(TASK OBJECTIVE): Reproduce the data that follows in its entirety, character for character.

(SUPPLIED INFORMATION):

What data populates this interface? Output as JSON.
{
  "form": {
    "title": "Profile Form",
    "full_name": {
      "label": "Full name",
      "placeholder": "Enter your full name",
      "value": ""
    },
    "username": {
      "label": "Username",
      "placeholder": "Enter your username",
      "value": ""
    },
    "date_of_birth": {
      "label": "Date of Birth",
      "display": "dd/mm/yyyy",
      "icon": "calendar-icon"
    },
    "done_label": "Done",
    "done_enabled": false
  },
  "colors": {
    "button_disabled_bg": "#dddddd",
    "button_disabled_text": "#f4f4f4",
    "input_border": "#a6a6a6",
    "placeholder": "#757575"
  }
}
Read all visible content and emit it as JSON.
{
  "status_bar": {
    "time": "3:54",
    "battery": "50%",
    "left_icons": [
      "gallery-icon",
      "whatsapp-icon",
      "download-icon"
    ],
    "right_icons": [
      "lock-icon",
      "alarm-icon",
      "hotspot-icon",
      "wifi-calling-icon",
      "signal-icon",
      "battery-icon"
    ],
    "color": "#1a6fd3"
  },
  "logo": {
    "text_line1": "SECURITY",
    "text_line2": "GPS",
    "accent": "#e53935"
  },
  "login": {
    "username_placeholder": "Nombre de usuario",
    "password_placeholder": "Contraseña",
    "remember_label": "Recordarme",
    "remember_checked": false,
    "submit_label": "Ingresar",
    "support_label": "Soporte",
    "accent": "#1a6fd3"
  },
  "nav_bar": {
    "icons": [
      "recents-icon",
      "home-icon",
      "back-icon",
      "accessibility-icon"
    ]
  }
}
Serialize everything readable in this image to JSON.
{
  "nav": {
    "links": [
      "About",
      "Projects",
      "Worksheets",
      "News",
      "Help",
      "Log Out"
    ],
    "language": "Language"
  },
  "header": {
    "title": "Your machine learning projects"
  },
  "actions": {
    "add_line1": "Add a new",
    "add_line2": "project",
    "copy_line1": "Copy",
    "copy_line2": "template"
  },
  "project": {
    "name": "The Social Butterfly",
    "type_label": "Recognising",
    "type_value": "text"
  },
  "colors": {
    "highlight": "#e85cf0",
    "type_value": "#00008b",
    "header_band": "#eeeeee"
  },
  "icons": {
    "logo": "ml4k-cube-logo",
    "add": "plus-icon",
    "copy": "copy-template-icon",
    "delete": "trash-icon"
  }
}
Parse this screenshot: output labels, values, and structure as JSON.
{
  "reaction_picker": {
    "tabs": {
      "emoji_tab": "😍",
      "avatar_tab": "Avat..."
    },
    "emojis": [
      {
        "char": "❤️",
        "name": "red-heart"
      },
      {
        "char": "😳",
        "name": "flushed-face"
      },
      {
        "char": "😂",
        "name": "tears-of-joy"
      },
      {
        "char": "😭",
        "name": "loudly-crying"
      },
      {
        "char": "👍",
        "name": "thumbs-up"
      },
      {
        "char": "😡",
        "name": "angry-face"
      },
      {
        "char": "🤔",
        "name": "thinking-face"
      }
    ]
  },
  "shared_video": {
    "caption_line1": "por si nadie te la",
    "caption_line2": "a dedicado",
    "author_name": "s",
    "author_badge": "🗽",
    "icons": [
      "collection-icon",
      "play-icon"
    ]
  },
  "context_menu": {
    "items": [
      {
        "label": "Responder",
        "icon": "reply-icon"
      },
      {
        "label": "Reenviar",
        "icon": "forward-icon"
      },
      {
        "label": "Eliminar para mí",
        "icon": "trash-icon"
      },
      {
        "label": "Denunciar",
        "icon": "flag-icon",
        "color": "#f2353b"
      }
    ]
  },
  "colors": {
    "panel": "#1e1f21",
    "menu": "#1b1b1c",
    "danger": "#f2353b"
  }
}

(OUTPUT OF THE TASK):
What data populates this interface? Output as JSON.
{
  "form": {
    "title": "Profile Form",
    "full_name": {
      "label": "Full name",
      "placeholder": "Enter your full name",
      "value": ""
    },
    "username": {
      "label": "Username",
      "placeholder": "Enter your username",
      "value": ""
    },
    "date_of_birth": {
      "label": "Date of Birth",
      "display": "dd/mm/yyyy",
      "icon": "calendar-icon"
    },
    "done_label": "Done",
    "done_enabled": false
  },
  "colors": {
    "button_disabled_bg": "#dddddd",
    "button_disabled_text": "#f4f4f4",
    "input_border": "#a6a6a6",
    "placeholder": "#757575"
  }
}
Read all visible content and emit it as JSON.
{
  "status_bar": {
    "time": "3:54",
    "battery": "50%",
    "left_icons": [
      "gallery-icon",
      "whatsapp-icon",
      "download-icon"
    ],
    "right_icons": [
      "lock-icon",
      "alarm-icon",
      "hotspot-icon",
      "wifi-calling-icon",
      "signal-icon",
      "battery-icon"
    ],
    "color": "#1a6fd3"
  },
  "logo": {
    "text_line1": "SECURITY",
    "text_line2": "GPS",
    "accent": "#e53935"
  },
  "login": {
    "username_placeholder": "Nombre de usuario",
    "password_placeholder": "Contraseña",
    "remember_label": "Recordarme",
    "remember_checked": false,
    "submit_label": "Ingresar",
    "support_label": "Soporte",
    "accent": "#1a6fd3"
  },
  "nav_bar": {
    "icons": [
      "recents-icon",
      "home-icon",
      "back-icon",
      "accessibility-icon"
    ]
  }
}
Serialize everything readable in this image to JSON.
{
  "nav": {
    "links": [
      "About",
      "Projects",
      "Worksheets",
      "News",
      "Help",
      "Log Out"
    ],
    "language": "Language"
  },
  "header": {
    "title": "Your machine learning projects"
  },
  "actions": {
    "add_line1": "Add a new",
    "add_line2": "project",
    "copy_line1": "Copy",
    "copy_line2": "template"
  },
  "project": {
    "name": "The Social Butterfly",
    "type_label": "Recognising",
    "type_value": "text"
  },
  "colors": {
    "highlight": "#e85cf0",
    "type_value": "#00008b",
    "header_band": "#eeeeee"
  },
  "icons": {
    "logo": "ml4k-cube-logo",
    "add": "plus-icon",
    "copy": "copy-template-icon",
    "delete": "trash-icon"
  }
}
Parse this screenshot: output labels, values, and structure as JSON.
{
  "reaction_picker": {
    "tabs": {
      "emoji_tab": "😍",
      "avatar_tab": "Avat..."
    },
    "emojis": [
      {
        "char": "❤️",
        "name": "red-heart"
      },
      {
        "char": "😳",
        "name": "flushed-face"
      },
      {
        "char": "😂",
        "name": "tears-of-joy"
      },
      {
        "char": "😭",
        "name": "loudly-crying"
      },
      {
        "char": "👍",
        "name": "thumbs-up"
      },
      {
        "char": "😡",
        "name": "angry-face"
      },
      {
        "char": "🤔",
        "name": "thinking-face"
      }
    ]
  },
  "shared_video": {
    "caption_line1": "por si nadie te la",
    "caption_line2": "a dedicado",
    "author_name": "s",
    "author_badge": "🗽",
    "icons": [
      "collection-icon",
      "play-icon"
    ]
  },
  "context_menu": {
    "items": [
      {
        "label": "Responder",
        "icon": "reply-icon"
      },
      {
        "label": "Reenviar",
        "icon": "forward-icon"
      },
      {
        "label": "Eliminar para mí",
        "icon": "trash-icon"
      },
      {
        "label": "Denunciar",
        "icon": "flag-icon",
        "color": "#f2353b"
      }
    ]
  },
  "colors": {
    "panel": "#1e1f21",
    "menu": "#1b1b1c",
    "danger": "#f2353b"
  }
}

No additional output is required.